Aim ::
Find the string "било" in the entries and copy each line that has it.
━━ The records
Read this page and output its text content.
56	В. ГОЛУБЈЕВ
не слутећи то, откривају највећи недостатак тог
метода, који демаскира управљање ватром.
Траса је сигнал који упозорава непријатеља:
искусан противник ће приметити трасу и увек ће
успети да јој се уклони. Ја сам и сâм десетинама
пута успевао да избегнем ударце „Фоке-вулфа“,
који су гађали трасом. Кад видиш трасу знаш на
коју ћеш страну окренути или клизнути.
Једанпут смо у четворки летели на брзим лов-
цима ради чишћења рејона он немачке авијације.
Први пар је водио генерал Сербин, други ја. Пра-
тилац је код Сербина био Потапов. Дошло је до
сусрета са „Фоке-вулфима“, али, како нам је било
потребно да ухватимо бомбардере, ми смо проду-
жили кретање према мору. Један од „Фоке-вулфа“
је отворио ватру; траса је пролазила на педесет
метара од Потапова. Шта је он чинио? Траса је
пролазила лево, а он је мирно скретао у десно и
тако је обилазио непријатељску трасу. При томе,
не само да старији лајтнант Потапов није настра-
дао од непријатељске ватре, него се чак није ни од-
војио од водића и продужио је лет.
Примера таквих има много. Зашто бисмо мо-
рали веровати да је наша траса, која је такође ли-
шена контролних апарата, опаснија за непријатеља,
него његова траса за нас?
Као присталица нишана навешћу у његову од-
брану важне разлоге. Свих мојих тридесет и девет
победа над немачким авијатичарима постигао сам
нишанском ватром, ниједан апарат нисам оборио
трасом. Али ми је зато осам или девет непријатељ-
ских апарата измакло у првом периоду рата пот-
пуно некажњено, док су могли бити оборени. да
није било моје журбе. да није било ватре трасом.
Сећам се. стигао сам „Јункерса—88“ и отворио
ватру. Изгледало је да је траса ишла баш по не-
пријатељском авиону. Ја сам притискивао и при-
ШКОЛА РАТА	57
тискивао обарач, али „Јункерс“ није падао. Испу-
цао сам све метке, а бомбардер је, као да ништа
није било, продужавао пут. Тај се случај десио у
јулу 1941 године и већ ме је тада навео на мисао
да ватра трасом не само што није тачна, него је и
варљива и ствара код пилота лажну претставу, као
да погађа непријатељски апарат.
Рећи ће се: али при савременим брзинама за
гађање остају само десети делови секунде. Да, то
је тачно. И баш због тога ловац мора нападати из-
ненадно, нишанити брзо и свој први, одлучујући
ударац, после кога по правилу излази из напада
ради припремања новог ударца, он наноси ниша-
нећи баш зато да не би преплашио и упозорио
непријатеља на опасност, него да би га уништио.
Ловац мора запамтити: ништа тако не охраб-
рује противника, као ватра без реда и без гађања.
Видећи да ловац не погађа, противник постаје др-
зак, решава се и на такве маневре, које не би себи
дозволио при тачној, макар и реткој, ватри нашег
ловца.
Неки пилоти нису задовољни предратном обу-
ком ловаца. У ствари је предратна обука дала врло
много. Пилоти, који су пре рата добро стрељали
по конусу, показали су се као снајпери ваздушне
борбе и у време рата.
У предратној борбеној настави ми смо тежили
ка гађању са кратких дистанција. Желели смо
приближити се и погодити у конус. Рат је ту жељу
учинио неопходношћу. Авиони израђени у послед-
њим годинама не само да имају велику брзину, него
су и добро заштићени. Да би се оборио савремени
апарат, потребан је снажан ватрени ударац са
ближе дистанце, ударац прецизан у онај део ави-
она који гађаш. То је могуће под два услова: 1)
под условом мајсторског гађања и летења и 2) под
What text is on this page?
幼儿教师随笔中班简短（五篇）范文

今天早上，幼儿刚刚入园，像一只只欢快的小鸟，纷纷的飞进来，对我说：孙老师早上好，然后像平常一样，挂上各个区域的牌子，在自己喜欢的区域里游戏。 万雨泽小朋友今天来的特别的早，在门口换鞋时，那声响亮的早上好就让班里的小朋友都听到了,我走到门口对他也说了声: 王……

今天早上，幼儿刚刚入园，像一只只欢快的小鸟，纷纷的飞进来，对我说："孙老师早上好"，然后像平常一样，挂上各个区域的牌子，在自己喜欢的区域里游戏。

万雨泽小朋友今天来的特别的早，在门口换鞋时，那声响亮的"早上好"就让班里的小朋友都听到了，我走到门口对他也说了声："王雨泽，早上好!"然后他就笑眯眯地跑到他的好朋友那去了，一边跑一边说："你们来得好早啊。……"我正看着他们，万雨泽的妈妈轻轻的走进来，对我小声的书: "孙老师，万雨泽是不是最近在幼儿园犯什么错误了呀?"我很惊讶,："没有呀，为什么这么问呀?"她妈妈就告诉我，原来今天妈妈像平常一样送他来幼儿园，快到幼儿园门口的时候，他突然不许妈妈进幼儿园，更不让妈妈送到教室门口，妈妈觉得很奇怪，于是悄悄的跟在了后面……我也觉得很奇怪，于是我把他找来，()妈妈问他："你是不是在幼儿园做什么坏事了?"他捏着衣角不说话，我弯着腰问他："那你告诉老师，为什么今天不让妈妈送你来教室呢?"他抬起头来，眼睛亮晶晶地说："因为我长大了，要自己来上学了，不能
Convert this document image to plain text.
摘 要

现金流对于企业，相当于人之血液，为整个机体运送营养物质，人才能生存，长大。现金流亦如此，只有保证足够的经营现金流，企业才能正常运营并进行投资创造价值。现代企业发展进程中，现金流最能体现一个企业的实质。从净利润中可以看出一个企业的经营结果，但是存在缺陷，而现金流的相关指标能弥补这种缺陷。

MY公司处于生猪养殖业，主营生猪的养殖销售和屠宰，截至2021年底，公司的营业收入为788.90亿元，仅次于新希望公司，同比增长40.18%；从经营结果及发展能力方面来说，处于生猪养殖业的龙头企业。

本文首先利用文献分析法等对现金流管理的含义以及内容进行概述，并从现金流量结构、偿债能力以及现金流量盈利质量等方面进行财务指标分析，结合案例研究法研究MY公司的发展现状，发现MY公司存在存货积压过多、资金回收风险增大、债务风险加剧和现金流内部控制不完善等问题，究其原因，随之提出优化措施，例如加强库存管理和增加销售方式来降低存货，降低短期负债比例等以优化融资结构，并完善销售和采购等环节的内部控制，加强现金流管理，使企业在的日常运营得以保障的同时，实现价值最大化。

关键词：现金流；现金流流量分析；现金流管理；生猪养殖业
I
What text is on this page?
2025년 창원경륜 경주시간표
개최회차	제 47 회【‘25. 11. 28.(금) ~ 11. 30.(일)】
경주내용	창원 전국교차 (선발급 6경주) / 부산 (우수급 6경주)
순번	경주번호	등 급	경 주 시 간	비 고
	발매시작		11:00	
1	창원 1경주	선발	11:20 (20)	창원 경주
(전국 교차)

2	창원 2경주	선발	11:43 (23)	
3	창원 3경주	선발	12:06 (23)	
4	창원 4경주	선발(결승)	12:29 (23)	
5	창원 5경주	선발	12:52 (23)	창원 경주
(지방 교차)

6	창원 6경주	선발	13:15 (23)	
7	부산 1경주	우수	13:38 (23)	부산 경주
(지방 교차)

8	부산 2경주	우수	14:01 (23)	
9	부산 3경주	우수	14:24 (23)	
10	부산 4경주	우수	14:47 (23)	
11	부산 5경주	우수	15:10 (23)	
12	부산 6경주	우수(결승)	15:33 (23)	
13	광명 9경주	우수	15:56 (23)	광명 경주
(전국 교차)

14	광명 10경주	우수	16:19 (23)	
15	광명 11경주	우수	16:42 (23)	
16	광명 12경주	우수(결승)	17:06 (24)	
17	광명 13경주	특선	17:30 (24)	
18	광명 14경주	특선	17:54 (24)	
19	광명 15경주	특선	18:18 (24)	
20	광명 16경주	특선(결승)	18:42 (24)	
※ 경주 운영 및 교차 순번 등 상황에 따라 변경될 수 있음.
━━━━
Exercise response ::
сусрета са „Фоке-вулфима“, али, како нам је било
није било моје журбе. да није било ватре трасом.
није било, продужавао пут. Тај се случај десио у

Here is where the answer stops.